What is being asked: Reproduce the lines word for word, beginning at the line that contains "tweet-text: Nasa found" and stopping after the line that contains "liker-avatar[interactable]: [336, 589, 358, 611]".

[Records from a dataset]
──────

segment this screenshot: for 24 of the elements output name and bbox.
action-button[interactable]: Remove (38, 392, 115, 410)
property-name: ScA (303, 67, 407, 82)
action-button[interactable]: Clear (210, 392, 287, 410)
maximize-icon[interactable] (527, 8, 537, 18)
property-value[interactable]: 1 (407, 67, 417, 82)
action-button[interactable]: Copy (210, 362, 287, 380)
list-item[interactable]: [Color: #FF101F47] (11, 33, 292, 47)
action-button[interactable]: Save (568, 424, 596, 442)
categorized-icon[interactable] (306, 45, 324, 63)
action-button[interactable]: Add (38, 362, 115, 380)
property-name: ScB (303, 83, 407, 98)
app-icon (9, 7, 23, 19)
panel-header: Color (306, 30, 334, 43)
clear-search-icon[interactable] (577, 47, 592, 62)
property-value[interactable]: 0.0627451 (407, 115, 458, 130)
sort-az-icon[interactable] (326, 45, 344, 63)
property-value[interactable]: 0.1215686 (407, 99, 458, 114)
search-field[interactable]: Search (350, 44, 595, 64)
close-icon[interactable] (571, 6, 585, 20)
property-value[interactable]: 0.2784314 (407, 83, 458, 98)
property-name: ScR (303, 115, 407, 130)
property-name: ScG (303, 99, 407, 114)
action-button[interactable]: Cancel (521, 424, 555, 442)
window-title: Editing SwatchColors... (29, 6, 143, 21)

──────

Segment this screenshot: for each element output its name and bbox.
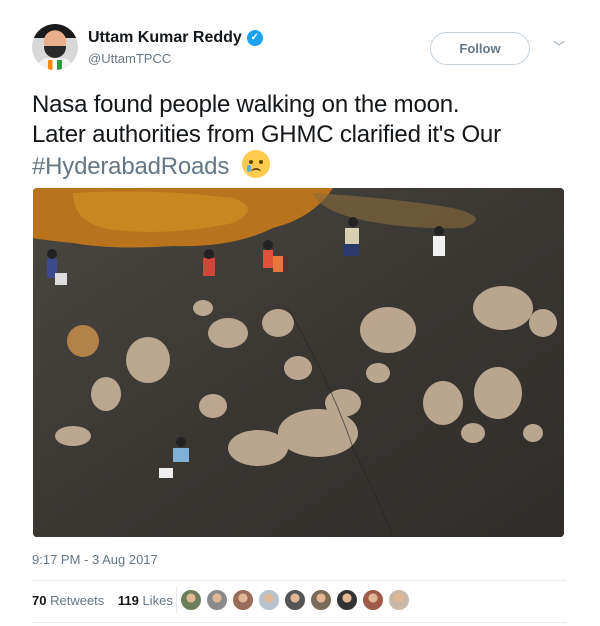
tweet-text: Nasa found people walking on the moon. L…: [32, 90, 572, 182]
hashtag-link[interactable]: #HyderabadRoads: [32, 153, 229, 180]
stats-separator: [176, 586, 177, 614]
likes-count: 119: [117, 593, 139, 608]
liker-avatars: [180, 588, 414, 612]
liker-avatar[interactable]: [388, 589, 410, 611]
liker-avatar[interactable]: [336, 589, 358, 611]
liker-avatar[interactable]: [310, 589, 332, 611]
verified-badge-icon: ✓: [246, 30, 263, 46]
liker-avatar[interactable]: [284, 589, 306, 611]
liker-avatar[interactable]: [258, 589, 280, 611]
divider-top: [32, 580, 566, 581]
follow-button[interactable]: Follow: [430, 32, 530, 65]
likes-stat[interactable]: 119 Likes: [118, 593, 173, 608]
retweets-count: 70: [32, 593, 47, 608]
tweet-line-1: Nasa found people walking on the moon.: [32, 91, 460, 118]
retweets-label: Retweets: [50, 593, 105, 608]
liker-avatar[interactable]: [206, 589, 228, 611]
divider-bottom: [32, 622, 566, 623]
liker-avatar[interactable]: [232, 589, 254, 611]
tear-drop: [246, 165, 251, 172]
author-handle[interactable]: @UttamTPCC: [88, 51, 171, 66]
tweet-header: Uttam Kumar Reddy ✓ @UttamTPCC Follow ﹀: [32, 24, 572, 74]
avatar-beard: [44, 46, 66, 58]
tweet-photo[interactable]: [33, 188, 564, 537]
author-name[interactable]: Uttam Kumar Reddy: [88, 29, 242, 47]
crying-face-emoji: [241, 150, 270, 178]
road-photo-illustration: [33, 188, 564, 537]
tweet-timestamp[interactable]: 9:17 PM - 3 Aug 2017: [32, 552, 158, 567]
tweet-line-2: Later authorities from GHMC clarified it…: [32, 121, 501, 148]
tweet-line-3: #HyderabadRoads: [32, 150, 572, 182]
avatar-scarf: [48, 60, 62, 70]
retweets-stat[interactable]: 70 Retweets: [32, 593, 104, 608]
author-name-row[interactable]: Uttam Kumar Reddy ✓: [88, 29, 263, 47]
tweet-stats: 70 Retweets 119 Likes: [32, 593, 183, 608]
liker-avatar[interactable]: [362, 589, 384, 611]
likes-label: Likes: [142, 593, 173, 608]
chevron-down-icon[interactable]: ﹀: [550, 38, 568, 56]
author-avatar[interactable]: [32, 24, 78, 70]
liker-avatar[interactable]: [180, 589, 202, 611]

──────

Task output:
tweet-text: Nasa found people walking on the moon. L…: [32, 90, 572, 182]
hashtag-link[interactable]: #HyderabadRoads: [32, 153, 229, 180]
stats-separator: [176, 586, 177, 614]
likes-count: 119: [117, 593, 139, 608]
liker-avatars: [180, 588, 414, 612]
liker-avatar[interactable]: [388, 589, 410, 611]
liker-avatar[interactable]: [336, 589, 358, 611]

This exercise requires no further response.